== WORK ORDER A ==
In the Dangjin article below, rewrite the paragraph that begins "The name "Dangjin" was first used" as a short bulleted list, keeping its main facts.
== WORK ORDER B ==
According to the Dangjin article below, what does the city's name mean?
== WORK ORDER C ==
Continue the Dangjin article below, writing what comes after its final paragraph.

Dangjin () is a city in South Chungcheong Province, 
South Korea.  It stands on the south shore of the Bay of Asan.  Dangjin borders Incheon, Pyeongtaek, and Hwaseong by sea, and Seosan, Yesan, and Asan by land.  Its name means "Tang ferry," and refers to the historic role of Dangjin's harbor in connecting Korea to the other side of the Yellow Sea.   This role continues to be important in the city's economy, which relies on a mixture of agriculture and heavy industry. The city has the same Hanja name (唐津市) as Karatsu in Saga Prefecture, Japan.

Administrative divisions

The city is divided into 2 eup, 9 myeon and 3 dong.

History
The name "Dangjin" was first used to refer to this area during the Joseon Dynasty.  From 1413 to 1895, it was known as Dangjin-hyeon, a division of Chungcheong Province.  The city achieved its present borders in 1973, with the merger of a portion of Jeongmi-myeon into Seosan's Unsan-myeon. It was originally a county but was promoted to a city on January 1, 2012, after a rapid population boost.

[Document understanding data]
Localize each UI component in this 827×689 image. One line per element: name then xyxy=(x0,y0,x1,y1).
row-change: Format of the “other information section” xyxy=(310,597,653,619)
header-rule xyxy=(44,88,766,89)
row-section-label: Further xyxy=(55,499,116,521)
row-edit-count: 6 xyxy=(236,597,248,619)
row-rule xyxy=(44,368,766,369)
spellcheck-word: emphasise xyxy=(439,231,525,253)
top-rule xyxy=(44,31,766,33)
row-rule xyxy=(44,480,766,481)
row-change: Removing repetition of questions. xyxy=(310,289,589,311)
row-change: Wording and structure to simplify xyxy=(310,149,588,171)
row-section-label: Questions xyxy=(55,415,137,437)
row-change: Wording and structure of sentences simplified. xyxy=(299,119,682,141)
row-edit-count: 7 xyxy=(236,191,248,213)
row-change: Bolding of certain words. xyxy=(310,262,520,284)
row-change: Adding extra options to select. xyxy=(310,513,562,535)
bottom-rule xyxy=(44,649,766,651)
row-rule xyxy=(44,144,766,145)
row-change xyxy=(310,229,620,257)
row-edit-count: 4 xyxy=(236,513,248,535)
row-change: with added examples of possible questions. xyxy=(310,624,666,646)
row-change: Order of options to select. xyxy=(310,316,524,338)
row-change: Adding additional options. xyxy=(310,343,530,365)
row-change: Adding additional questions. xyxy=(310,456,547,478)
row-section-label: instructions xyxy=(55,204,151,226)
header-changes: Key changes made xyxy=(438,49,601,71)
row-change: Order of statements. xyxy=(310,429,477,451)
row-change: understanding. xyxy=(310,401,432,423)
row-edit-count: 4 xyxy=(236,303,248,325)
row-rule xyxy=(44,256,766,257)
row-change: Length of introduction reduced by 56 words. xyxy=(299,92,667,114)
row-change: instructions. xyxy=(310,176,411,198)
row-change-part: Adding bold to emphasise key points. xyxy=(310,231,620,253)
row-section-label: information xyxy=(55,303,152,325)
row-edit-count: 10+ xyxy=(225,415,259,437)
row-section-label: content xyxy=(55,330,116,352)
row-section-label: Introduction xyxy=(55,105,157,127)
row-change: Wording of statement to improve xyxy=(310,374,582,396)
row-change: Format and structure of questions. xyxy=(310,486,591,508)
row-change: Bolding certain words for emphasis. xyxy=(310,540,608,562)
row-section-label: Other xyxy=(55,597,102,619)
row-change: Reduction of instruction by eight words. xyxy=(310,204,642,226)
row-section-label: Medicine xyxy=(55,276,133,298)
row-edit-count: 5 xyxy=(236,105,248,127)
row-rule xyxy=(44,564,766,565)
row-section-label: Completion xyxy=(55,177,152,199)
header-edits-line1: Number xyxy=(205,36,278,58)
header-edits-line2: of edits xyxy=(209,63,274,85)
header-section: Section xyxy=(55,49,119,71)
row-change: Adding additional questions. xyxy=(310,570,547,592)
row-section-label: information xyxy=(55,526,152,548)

== RESPONSE BOX A ==
- The name "Dangjin" was first used for this area during the Joseon Dynasty.
- From 1413 to 1895, it was known as Dangjin-hyeon, a division of Chungcheong Province.
- It reached its present borders in 1973, when a portion of Jeongmi-myeon merged into Seosan's Unsan-myeon.
- It was originally a county and became a city on January 1, 2012, after a rapid population boost.

== RESPONSE BOX B ==
It means "Tang ferry."

== RESPONSE BOX C ==
Climate
Dangjin has a humid continental climate (Köppen: Dwa), but can be considered a borderline humid subtropical climate (Köppen: Cwa) using the  isotherm.

Education
As of March 2005, in Dangjin there were 33 elementary schools, 12 middle schools, and 38 preschools, serving 14,293 students.  In addition, there were 8 high schools.  All of these organs are overseen by the Dangjin Office of Education.

The sole institution of higher education in the city is Shinsung College.

Economy
Dangjin is home to a number of factories, including steel mills operated by Hyundai Hysco and Hyundai INI Steel.  These factories are supplied in part by ships docking at Dangjin Harbor, a cargo port with 5 piers, two of which are dedicated to steel coil shipping.

Sister cities
 
 
 – Daisen, Akita, Japan

Domestic

Gangbuk-gu, Seoul
Nam-gu (Incheon)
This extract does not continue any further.